▶ **THE EXERCISE**
For each line below that contains the string "text", copy that line.

▶ **MATERIAL FOR THIS EXERCISE**

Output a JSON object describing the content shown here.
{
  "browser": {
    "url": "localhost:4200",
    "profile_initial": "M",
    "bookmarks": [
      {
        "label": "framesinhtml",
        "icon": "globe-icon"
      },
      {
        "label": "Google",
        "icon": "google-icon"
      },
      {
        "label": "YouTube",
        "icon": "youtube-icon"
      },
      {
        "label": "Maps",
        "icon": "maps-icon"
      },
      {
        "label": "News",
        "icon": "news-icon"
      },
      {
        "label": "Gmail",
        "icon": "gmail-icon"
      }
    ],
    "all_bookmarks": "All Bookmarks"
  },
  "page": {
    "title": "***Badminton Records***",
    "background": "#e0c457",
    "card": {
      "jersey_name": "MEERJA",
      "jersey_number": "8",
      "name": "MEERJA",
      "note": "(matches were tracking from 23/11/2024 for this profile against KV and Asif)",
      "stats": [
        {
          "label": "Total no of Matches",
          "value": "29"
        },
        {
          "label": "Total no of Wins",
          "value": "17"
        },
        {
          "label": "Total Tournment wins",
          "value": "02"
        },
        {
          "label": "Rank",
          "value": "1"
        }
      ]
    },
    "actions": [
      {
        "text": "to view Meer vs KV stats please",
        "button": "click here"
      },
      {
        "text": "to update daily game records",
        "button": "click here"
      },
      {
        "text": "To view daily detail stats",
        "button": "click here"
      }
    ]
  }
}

▶ **EXERCISE OUTPUT**
        "text": "to view Meer vs KV stats please",
        "text": "to update daily game records",
        "text": "To view daily detail stats",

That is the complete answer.